-- START --

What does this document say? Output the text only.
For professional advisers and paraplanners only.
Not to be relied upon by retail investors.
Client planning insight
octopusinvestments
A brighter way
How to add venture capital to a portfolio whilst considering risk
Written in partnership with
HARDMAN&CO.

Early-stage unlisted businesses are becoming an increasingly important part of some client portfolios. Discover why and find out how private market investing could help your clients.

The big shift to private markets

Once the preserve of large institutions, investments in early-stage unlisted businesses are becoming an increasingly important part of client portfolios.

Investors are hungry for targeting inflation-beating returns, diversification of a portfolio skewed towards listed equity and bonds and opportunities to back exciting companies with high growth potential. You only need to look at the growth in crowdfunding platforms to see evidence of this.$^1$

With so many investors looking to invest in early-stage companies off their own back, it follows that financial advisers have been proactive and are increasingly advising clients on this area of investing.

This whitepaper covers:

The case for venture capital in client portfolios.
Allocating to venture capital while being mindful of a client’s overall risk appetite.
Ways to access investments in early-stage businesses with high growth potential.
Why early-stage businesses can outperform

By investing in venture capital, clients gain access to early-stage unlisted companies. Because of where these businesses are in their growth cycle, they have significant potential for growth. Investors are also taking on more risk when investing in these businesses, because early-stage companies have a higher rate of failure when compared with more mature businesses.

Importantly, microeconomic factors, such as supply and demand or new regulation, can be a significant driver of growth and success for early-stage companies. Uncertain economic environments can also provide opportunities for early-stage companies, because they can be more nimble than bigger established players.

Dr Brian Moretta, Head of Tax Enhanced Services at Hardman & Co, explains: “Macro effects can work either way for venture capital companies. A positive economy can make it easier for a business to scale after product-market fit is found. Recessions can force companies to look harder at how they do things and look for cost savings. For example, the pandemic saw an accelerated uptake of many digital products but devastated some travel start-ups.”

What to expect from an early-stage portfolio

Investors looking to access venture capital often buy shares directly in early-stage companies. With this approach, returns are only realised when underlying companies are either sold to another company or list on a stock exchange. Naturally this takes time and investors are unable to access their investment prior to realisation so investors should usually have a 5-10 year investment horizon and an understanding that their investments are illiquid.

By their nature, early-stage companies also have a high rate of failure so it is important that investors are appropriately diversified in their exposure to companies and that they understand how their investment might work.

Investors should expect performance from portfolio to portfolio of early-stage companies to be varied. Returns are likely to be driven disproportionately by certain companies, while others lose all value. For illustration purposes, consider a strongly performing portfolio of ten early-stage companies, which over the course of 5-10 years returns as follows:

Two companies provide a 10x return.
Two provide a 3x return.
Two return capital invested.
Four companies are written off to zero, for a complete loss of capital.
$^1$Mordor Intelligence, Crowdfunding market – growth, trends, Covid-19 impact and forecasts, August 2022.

-- END --

— TASK DETAILS —
Pull out all lines of the data with the string "private".

— RESULT FOR THIS TASK —
Early-stage unlisted businesses are becoming an increasingly important part of some client portfolios. Discover why and find out how private market investing could help your clients.
The big shift to private markets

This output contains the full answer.